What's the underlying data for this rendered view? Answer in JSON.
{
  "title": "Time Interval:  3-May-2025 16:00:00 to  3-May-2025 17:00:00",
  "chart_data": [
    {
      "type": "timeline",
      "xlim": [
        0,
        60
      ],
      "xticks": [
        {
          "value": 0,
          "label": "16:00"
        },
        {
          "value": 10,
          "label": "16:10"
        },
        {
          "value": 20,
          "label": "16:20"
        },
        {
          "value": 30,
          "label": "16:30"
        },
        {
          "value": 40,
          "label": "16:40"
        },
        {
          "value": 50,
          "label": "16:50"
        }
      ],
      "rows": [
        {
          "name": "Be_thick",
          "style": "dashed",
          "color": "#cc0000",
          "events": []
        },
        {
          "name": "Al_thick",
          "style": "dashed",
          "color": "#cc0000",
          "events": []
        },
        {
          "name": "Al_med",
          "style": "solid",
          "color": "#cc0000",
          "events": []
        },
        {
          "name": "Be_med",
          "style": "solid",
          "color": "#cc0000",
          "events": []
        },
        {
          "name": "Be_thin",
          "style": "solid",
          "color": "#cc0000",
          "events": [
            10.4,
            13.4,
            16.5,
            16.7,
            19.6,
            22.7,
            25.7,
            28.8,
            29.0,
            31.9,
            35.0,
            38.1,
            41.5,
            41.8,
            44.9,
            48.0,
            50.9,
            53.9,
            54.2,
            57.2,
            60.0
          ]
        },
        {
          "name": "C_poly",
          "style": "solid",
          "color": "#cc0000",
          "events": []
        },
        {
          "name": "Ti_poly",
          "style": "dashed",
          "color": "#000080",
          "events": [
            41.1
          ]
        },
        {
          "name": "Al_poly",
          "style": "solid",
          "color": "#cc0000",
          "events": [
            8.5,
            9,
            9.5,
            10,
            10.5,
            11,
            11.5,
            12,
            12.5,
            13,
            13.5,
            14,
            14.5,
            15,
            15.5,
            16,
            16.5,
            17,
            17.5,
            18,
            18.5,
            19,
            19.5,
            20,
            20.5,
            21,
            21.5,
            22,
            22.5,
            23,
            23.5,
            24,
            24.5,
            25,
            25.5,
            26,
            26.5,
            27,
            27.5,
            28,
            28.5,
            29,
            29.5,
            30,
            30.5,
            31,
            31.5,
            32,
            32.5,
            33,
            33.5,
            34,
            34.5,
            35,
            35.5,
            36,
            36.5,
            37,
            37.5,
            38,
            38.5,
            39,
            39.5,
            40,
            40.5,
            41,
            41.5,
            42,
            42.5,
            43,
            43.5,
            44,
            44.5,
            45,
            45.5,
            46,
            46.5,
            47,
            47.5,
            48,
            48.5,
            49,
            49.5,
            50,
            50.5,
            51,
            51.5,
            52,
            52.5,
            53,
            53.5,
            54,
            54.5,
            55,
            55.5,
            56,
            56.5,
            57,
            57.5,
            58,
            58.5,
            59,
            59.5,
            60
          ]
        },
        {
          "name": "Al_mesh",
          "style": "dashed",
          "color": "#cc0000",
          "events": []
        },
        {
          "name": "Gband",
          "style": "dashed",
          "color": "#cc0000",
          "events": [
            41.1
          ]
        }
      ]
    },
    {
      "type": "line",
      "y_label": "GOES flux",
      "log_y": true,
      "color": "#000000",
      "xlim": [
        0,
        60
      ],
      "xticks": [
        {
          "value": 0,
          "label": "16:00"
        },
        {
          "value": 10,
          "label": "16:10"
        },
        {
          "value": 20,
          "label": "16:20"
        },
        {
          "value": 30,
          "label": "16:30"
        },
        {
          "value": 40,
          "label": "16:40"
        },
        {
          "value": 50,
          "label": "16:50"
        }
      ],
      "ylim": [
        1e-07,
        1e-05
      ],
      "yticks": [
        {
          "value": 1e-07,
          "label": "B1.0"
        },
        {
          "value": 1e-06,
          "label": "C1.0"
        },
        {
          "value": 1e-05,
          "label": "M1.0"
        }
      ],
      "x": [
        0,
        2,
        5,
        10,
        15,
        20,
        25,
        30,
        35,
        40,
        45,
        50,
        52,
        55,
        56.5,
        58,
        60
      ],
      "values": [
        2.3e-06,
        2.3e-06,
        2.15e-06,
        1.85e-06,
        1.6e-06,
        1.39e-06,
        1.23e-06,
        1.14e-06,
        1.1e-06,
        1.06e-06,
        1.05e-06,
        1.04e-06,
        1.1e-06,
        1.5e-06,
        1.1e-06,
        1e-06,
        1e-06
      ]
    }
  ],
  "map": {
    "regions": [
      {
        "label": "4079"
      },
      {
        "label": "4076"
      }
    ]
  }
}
= = =
TASK TO COMPLETE =
Write the material out again word for word.

FINISHED TASK =
What's the underlying data for this rendered view? Answer in JSON.
{
  "title": "Time Interval:  3-May-2025 16:00:00 to  3-May-2025 17:00:00",
  "chart_data": [
    {
      "type": "timeline",
      "xlim": [
        0,
        60
      ],
      "xticks": [
        {
          "value": 0,
          "label": "16:00"
        },
        {
          "value": 10,
          "label": "16:10"
        },
        {
          "value": 20,
          "label": "16:20"
        },
        {
          "value": 30,
          "label": "16:30"
        },
        {
          "value": 40,
          "label": "16:40"
        },
        {
          "value": 50,
          "label": "16:50"
        }
      ],
      "rows": [
        {
          "name": "Be_thick",
          "style": "dashed",
          "color": "#cc0000",
          "events": []
        },
        {
          "name": "Al_thick",
          "style": "dashed",
          "color": "#cc0000",
          "events": []
        },
        {
          "name": "Al_med",
          "style": "solid",
          "color": "#cc0000",
          "events": []
        },
        {
          "name": "Be_med",
          "style": "solid",
          "color": "#cc0000",
          "events": []
        },
        {
          "name": "Be_thin",
          "style": "solid",
          "color": "#cc0000",
          "events": [
            10.4,
            13.4,
            16.5,
            16.7,
            19.6,
            22.7,
            25.7,
            28.8,
            29.0,
            31.9,
            35.0,
            38.1,
            41.5,
            41.8,
            44.9,
            48.0,
            50.9,
            53.9,
            54.2,
            57.2,
            60.0
          ]
        },
        {
          "name": "C_poly",
          "style": "solid",
          "color": "#cc0000",
          "events": []
        },
        {
          "name": "Ti_poly",
          "style": "dashed",
          "color": "#000080",
          "events": [
            41.1
          ]
        },
        {
          "name": "Al_poly",
          "style": "solid",
          "color": "#cc0000",
          "events": [
            8.5,
            9,
            9.5,
            10,
            10.5,
            11,
            11.5,
            12,
            12.5,
            13,
            13.5,
            14,
            14.5,
            15,
            15.5,
            16,
            16.5,
            17,
            17.5,
            18,
            18.5,
            19,
            19.5,
            20,
            20.5,
            21,
            21.5,
            22,
            22.5,
            23,
            23.5,
            24,
            24.5,
            25,
            25.5,
            26,
            26.5,
            27,
            27.5,
            28,
            28.5,
            29,
            29.5,
            30,
            30.5,
            31,
            31.5,
            32,
            32.5,
            33,
            33.5,
            34,
            34.5,
            35,
            35.5,
            36,
            36.5,
            37,
            37.5,
            38,
            38.5,
            39,
            39.5,
            40,
            40.5,
            41,
            41.5,
            42,
            42.5,
            43,
            43.5,
            44,
            44.5,
            45,
            45.5,
            46,
            46.5,
            47,
            47.5,
            48,
            48.5,
            49,
            49.5,
            50,
            50.5,
            51,
            51.5,
            52,
            52.5,
            53,
            53.5,
            54,
            54.5,
            55,
            55.5,
            56,
            56.5,
            57,
            57.5,
            58,
            58.5,
            59,
            59.5,
            60
          ]
        },
        {
          "name": "Al_mesh",
          "style": "dashed",
          "color": "#cc0000",
          "events": []
        },
        {
          "name": "Gband",
          "style": "dashed",
          "color": "#cc0000",
          "events": [
            41.1
          ]
        }
      ]
    },
    {
      "type": "line",
      "y_label": "GOES flux",
      "log_y": true,
      "color": "#000000",
      "xlim": [
        0,
        60
      ],
      "xticks": [
        {
          "value": 0,
          "label": "16:00"
        },
        {
          "value": 10,
          "label": "16:10"
        },
        {
          "value": 20,
          "label": "16:20"
        },
        {
          "value": 30,
          "label": "16:30"
        },
        {
          "value": 40,
          "label": "16:40"
        },
        {
          "value": 50,
          "label": "16:50"
        }
      ],
      "ylim": [
        1e-07,
        1e-05
      ],
      "yticks": [
        {
          "value": 1e-07,
          "label": "B1.0"
        },
        {
          "value": 1e-06,
          "label": "C1.0"
        },
        {
          "value": 1e-05,
          "label": "M1.0"
        }
      ],
      "x": [
        0,
        2,
        5,
        10,
        15,
        20,
        25,
        30,
        35,
        40,
        45,
        50,
        52,
        55,
        56.5,
        58,
        60
      ],
      "values": [
        2.3e-06,
        2.3e-06,
        2.15e-06,
        1.85e-06,
        1.6e-06,
        1.39e-06,
        1.23e-06,
        1.14e-06,
        1.1e-06,
        1.06e-06,
        1.05e-06,
        1.04e-06,
        1.1e-06,
        1.5e-06,
        1.1e-06,
        1e-06,
        1e-06
      ]
    }
  ],
  "map": {
    "regions": [
      {
        "label": "4079"
      },
      {
        "label": "4076"
      }
    ]
  }
}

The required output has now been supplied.